## START Excerpted passage

The amounts involved in such noncredit transactions have in no case been
material in relation to the business of the Company, the Bank or such other
organizations.  It is expected that the Company and the Bank will continue to
have similar transactions in the ordinary course of its business with such
individuals and their associates in the future.

                              ACCOUNTING MATTERS

     Deloitte & Touche, independent public accountants, was appointed




                                      16
<PAGE>   19

by the Board of Directors of the Company and the Bank to examine their
financial statements for the year ended December 31, 1994.  The Board of
Directors intends to continue the services of this firm for the current year
ending December 31, 1995, and a decision on the selection of auditors will be
made at the April 1995 Board meeting.

     A representative of Deloitte & Touche will be present at the meeting to
respond to any appropriate questions and to make a statement if he desires to
do so.

                                 MISCELLANEOUS

                             Shareholder Proposals

     Any shareholder of the Company wishing to submit a proposal for action at
the next annual meeting of shareholders of the Company and desiring inclusion
of the same in management's proxy materials must provide a written copy of the
proposal to management of the Company not later than November 20, 1995.  Any
such proposal must comply in all respects with the rules and regulations of the
Securities and Exchange Commission.

## END Excerpted passage
## START Dataset records

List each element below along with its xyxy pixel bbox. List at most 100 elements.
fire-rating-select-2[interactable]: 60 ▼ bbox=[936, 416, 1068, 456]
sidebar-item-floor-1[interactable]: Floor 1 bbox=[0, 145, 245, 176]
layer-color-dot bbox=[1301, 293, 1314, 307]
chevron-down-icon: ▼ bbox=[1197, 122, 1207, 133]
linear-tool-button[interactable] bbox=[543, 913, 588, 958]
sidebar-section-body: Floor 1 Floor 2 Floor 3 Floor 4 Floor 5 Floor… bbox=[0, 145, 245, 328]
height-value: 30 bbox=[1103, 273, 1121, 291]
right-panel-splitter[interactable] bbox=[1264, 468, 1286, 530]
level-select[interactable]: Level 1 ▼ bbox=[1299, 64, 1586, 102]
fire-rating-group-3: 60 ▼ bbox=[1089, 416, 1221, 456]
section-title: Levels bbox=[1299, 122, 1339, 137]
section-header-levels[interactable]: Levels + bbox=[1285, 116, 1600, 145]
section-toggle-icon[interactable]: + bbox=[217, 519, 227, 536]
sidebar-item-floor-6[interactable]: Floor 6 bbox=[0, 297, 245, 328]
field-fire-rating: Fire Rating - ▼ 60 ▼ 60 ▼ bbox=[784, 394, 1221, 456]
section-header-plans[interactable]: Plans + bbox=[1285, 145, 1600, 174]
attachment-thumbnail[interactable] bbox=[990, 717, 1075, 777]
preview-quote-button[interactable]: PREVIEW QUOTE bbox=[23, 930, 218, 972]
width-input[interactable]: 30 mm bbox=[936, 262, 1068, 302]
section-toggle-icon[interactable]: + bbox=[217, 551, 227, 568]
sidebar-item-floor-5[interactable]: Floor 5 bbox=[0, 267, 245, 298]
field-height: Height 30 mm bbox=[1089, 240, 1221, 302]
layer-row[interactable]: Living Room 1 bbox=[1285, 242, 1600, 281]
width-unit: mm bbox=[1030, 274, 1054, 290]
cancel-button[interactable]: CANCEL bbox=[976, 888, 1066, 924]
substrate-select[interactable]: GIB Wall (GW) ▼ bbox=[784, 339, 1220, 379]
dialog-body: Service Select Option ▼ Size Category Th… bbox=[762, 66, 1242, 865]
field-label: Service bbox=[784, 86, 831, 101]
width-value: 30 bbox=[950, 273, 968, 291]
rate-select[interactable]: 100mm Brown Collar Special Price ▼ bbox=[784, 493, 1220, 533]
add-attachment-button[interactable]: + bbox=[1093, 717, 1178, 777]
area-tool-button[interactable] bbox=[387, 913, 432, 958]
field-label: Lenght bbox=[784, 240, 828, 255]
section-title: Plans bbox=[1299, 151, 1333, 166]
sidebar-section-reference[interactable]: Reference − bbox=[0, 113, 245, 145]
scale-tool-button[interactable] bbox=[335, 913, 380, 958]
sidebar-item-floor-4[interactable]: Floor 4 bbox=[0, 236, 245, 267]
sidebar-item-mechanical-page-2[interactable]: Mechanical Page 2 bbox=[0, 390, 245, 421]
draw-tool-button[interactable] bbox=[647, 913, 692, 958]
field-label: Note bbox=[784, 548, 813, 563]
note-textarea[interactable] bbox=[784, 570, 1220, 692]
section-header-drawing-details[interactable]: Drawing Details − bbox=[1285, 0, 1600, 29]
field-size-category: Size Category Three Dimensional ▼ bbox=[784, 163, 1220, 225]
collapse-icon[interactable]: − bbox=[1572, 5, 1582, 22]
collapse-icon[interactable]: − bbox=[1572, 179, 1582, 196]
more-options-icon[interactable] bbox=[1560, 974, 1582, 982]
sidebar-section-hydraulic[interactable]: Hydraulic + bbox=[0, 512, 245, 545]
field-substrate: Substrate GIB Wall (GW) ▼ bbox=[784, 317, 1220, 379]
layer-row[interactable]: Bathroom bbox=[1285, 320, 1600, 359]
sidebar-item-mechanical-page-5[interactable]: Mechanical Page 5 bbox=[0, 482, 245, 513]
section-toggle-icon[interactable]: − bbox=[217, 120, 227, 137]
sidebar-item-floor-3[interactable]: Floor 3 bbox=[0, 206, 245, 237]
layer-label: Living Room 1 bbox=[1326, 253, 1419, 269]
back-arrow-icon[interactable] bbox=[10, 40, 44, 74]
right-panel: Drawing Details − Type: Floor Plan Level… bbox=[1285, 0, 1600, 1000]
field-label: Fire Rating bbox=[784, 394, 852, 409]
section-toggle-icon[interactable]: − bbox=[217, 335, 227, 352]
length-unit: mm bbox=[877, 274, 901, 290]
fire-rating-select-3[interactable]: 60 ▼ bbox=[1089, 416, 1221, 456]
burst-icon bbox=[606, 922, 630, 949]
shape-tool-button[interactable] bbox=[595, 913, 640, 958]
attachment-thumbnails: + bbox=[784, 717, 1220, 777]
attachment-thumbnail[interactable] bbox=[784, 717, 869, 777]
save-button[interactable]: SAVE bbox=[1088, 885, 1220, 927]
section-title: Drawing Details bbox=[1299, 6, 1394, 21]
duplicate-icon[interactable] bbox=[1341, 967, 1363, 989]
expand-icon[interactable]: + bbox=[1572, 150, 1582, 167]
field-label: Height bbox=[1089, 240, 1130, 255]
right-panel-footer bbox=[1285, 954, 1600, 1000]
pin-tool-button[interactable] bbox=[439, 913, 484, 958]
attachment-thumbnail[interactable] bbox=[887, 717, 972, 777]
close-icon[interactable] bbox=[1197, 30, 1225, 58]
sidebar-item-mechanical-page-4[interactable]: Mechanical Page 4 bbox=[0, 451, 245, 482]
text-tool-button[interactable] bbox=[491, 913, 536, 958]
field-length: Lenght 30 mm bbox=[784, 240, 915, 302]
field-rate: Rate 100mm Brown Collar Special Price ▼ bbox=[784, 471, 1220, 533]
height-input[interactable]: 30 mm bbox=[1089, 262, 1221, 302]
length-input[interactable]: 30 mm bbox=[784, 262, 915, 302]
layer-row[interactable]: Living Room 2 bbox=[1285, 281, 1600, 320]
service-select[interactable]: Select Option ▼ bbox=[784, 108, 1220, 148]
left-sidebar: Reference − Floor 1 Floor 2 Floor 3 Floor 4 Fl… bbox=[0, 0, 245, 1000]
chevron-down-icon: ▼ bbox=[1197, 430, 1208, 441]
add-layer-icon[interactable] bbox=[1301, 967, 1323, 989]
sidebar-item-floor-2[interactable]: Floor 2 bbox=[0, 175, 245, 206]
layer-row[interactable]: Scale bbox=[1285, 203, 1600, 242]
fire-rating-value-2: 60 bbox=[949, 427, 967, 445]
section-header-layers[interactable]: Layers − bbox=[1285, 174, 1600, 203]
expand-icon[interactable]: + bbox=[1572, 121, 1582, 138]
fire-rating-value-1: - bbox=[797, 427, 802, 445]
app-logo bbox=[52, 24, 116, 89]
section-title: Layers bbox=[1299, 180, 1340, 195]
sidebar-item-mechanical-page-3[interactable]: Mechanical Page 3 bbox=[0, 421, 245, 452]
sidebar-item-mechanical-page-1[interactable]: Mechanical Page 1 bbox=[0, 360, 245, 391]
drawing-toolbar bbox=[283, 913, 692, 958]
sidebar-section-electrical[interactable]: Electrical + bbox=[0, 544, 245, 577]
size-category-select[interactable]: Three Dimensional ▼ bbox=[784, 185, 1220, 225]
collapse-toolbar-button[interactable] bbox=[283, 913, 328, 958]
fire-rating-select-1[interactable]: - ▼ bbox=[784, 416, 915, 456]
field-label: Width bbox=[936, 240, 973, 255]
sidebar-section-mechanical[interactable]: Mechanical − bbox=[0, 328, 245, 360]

## END Dataset records

Given task 1 >> Print the excerpt on accounting matters and shareholder proposals again, word for word and in full.
Given task 2 >> Turn the stretch of the records from their first line through the line containing "layer-color-dot bbox=[1301, 293, 1314, 307]" into a Markdown table with two columns, n for the row number and Line for the line itself, leaving out blank lines and including nothing beyond that stretch.

Complete answer 1 >>
The amounts involved in such noncredit transactions have in no case been
material in relation to the business of the Company, the Bank or such other
organizations.  It is expected that the Company and the Bank will continue to
have similar transactions in the ordinary course of its business with such
individuals and their associates in the future.

                              ACCOUNTING MATTERS

     Deloitte & Touche, independent public accountants, was appointed




                                      16
<PAGE>   19

by the Board of Directors of the Company and the Bank to examine their
financial statements for the year ended December 31, 1994.  The Board of
Directors intends to continue the services of this firm for the current year
ending December 31, 1995, and a decision on the selection of auditors will be
made at the April 1995 Board meeting.

     A representative of Deloitte & Touche will be present at the meeting to
respond to any appropriate questions and to make a statement if he desires to
do so.

                                 MISCELLANEOUS

                             Shareholder Proposals

     Any shareholder of the Company wishing to submit a proposal for action at
the next annual meeting of shareholders of the Company and desiring inclusion
of the same in management's proxy materials must provide a written copy of the
proposal to management of the Company not later than November 20, 1995.  Any
such proposal must comply in all respects with the rules and regulations of the
Securities and Exchange Commission.

Complete answer 2 >>
| n | Line |
|---|---|
| 1 | List each element below along with its xyxy pixel bbox. List at most 100 elements. |
| 2 | fire-rating-select-2[interactable]: 60 ▼ bbox=[936, 416, 1068, 456] |
| 3 | sidebar-item-floor-1[interactable]: Floor 1 bbox=[0, 145, 245, 176] |
| 4 | layer-color-dot bbox=[1301, 293, 1314, 307] |